-- Start --

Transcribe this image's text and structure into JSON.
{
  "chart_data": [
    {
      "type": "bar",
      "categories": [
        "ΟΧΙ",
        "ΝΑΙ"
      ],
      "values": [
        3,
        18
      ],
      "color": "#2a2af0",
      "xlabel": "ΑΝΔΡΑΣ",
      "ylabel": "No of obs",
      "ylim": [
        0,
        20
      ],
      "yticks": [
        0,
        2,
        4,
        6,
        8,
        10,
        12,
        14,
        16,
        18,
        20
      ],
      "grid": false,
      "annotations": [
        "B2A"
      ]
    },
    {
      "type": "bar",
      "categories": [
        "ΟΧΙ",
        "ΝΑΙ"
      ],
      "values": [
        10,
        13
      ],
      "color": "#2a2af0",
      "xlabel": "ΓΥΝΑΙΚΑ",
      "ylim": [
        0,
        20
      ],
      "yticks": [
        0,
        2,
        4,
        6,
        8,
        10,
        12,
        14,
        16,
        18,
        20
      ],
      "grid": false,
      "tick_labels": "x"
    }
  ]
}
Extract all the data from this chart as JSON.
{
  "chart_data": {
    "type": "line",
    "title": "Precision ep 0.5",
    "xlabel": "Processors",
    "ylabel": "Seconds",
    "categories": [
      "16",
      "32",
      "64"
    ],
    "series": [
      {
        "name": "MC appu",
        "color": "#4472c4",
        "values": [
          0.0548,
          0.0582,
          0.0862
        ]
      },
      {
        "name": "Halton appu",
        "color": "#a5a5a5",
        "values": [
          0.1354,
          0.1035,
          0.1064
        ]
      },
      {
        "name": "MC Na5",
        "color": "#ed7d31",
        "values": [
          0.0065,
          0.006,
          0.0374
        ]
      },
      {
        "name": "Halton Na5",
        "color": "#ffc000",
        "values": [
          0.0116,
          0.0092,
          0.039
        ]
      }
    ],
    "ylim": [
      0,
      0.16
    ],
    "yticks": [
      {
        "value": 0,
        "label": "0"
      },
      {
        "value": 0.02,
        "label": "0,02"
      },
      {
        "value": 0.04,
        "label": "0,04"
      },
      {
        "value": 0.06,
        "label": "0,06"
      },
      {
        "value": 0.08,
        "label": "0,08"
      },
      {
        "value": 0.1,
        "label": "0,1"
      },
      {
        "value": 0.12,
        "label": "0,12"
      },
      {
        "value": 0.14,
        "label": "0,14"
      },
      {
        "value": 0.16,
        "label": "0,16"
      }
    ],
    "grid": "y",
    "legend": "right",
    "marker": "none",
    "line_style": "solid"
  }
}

-- End --

WORK TO DO
List each line of the entries that holds the string "JSON".

COMPLETE OUTPUT
Transcribe this image's text and structure into JSON.
Extract all the data from this chart as JSON.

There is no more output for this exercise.